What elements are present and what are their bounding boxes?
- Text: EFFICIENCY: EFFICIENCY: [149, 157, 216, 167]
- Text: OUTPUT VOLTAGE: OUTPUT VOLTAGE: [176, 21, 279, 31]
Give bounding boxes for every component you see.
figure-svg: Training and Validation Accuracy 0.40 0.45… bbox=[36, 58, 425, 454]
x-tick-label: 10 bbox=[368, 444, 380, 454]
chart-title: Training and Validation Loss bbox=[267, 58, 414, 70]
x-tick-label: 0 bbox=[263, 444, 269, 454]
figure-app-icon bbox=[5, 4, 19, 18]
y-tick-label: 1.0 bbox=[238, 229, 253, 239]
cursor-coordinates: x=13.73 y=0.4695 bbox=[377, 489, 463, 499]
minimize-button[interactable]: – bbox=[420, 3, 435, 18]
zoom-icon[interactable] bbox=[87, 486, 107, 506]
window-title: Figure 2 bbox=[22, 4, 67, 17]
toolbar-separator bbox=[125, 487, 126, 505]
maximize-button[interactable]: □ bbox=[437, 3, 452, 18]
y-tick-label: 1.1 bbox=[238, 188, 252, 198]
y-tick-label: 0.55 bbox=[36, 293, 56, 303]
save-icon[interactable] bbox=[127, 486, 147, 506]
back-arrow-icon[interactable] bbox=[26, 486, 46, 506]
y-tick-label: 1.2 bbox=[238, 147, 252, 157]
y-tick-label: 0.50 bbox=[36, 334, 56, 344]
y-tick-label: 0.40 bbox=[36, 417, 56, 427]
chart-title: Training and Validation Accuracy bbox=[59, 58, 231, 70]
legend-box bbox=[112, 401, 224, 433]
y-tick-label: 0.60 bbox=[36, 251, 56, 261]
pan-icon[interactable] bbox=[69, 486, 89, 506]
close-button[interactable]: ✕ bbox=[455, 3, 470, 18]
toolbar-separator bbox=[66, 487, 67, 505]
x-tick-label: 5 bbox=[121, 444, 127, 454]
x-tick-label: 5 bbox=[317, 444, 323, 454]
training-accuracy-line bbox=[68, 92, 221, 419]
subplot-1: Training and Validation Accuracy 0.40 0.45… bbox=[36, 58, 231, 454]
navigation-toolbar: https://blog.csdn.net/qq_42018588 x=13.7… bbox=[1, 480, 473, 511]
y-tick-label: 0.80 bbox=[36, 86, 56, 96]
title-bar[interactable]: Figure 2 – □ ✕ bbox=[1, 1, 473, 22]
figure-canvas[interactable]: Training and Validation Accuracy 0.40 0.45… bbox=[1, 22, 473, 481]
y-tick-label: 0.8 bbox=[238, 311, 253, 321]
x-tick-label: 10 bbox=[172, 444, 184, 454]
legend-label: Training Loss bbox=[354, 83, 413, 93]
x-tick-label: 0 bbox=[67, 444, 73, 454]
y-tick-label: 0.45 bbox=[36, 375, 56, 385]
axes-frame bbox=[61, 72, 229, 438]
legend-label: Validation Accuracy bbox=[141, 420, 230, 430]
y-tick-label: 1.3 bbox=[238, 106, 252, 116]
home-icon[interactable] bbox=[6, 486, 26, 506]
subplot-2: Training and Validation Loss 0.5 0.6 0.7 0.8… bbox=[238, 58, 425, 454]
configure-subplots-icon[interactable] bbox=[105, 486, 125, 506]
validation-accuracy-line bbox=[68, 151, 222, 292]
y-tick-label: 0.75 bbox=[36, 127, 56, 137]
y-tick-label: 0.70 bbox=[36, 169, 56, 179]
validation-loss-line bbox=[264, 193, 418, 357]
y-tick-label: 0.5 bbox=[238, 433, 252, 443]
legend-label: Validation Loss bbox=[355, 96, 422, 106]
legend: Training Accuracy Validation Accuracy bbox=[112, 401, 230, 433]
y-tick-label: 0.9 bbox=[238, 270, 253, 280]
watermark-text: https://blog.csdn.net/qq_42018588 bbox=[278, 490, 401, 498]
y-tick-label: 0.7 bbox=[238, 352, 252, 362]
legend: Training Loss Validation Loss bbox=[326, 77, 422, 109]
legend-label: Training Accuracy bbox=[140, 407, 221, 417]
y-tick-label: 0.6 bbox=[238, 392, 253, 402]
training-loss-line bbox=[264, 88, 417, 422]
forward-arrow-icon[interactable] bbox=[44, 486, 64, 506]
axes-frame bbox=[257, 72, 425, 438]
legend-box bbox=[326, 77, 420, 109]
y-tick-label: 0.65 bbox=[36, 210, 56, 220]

#### EXERCISE AIM:
Put each line of the entries above into a Markdown table with two columns, Row and Line. Number the rows in order and skip any blank lines.

#### ANSWER IN FULL:
| Row | Line |
|---|---|
| 1 | What elements are present and what are their bounding boxes? |
| 2 | - Text: EFFICIENCY: EFFICIENCY: [149, 157, 216, 167] |
| 3 | - Text: OUTPUT VOLTAGE: OUTPUT VOLTAGE: [176, 21, 279, 31] |
| 4 | Give bounding boxes for every component you see. |
| 5 | figure-svg: Training and Validation Accuracy 0.40 0.45… bbox=[36, 58, 425, 454] |
| 6 | x-tick-label: 10 bbox=[368, 444, 380, 454] |
| 7 | chart-title: Training and Validation Loss bbox=[267, 58, 414, 70] |
| 8 | x-tick-label: 0 bbox=[263, 444, 269, 454] |
| 9 | figure-app-icon bbox=[5, 4, 19, 18] |
| 10 | y-tick-label: 1.0 bbox=[238, 229, 253, 239] |
| 11 | cursor-coordinates: x=13.73 y=0.4695 bbox=[377, 489, 463, 499] |
| 12 | minimize-button[interactable]: – bbox=[420, 3, 435, 18] |
| 13 | zoom-icon[interactable] bbox=[87, 486, 107, 506] |
| 14 | window-title: Figure 2 bbox=[22, 4, 67, 17] |
| 15 | toolbar-separator bbox=[125, 487, 126, 505] |
| 16 | maximize-button[interactable]: □ bbox=[437, 3, 452, 18] |
| 17 | y-tick-label: 1.1 bbox=[238, 188, 252, 198] |
| 18 | y-tick-label: 0.55 bbox=[36, 293, 56, 303] |
| 19 | save-icon[interactable] bbox=[127, 486, 147, 506] |
| 20 | back-arrow-icon[interactable] bbox=[26, 486, 46, 506] |
| 21 | y-tick-label: 1.2 bbox=[238, 147, 252, 157] |
| 22 | y-tick-label: 0.50 bbox=[36, 334, 56, 344] |
| 23 | y-tick-label: 0.40 bbox=[36, 417, 56, 427] |
| 24 | chart-title: Training and Validation Accuracy bbox=[59, 58, 231, 70] |
| 25 | legend-box bbox=[112, 401, 224, 433] |
| 26 | y-tick-label: 0.60 bbox=[36, 251, 56, 261] |
| 27 | pan-icon[interactable] bbox=[69, 486, 89, 506] |
| 28 | close-button[interactable]: ✕ bbox=[455, 3, 470, 18] |
| 29 | toolbar-separator bbox=[66, 487, 67, 505] |
| 30 | x-tick-label: 5 bbox=[121, 444, 127, 454] |
| 31 | x-tick-label: 5 bbox=[317, 444, 323, 454] |
| 32 | training-accuracy-line bbox=[68, 92, 221, 419] |
| 33 | subplot-1: Training and Validation Accuracy 0.40 0.45… bbox=[36, 58, 231, 454] |
| 34 | navigation-toolbar: https://blog.csdn.net/qq_42018588 x=13.7… bbox=[1, 480, 473, 511] |
| 35 | y-tick-label: 0.80 bbox=[36, 86, 56, 96] |
| 36 | title-bar[interactable]: Figure 2 – □ ✕ bbox=[1, 1, 473, 22] |
| 37 | figure-canvas[interactable]: Training and Validation Accuracy 0.40 0.45… bbox=[1, 22, 473, 481] |
| 38 | y-tick-label: 0.8 bbox=[238, 311, 253, 321] |
| 39 | x-tick-label: 10 bbox=[172, 444, 184, 454] |
| 40 | legend-label: Training Loss bbox=[354, 83, 413, 93] |
| 41 | x-tick-label: 0 bbox=[67, 444, 73, 454] |
| 42 | y-tick-label: 0.45 bbox=[36, 375, 56, 385] |
| 43 | axes-frame bbox=[61, 72, 229, 438] |
| 44 | legend-label: Validation Accuracy bbox=[141, 420, 230, 430] |
| 45 | y-tick-label: 1.3 bbox=[238, 106, 252, 116] |
| 46 | home-icon[interactable] bbox=[6, 486, 26, 506] |
| 47 | subplot-2: Training and Validation Loss 0.5 0.6 0.7 0.8… bbox=[238, 58, 425, 454] |
| 48 | configure-subplots-icon[interactable] bbox=[105, 486, 125, 506] |
| 49 | validation-accuracy-line bbox=[68, 151, 222, 292] |
| 50 | y-tick-label: 0.75 bbox=[36, 127, 56, 137] |
| 51 | y-tick-label: 0.70 bbox=[36, 169, 56, 179] |
| 52 | validation-loss-line bbox=[264, 193, 418, 357] |
| 53 | y-tick-label: 0.5 bbox=[238, 433, 252, 443] |
| 54 | legend-label: Validation Loss bbox=[355, 96, 422, 106] |
| 55 | legend: Training Accuracy Validation Accuracy bbox=[112, 401, 230, 433] |
| 56 | y-tick-label: 0.9 bbox=[238, 270, 253, 280] |
| 57 | watermark-text: https://blog.csdn.net/qq_42018588 bbox=[278, 490, 401, 498] |
| 58 | y-tick-label: 0.7 bbox=[238, 352, 252, 362] |
| 59 | legend: Training Loss Validation Loss bbox=[326, 77, 422, 109] |
| 60 | legend-label: Training Accuracy bbox=[140, 407, 221, 417] |
| 61 | y-tick-label: 0.6 bbox=[238, 392, 253, 402] |
| 62 | training-loss-line bbox=[264, 88, 417, 422] |
| 63 | forward-arrow-icon[interactable] bbox=[44, 486, 64, 506] |
| 64 | axes-frame bbox=[257, 72, 425, 438] |
| 65 | legend-box bbox=[326, 77, 420, 109] |
| 66 | y-tick-label: 0.65 bbox=[36, 210, 56, 220] |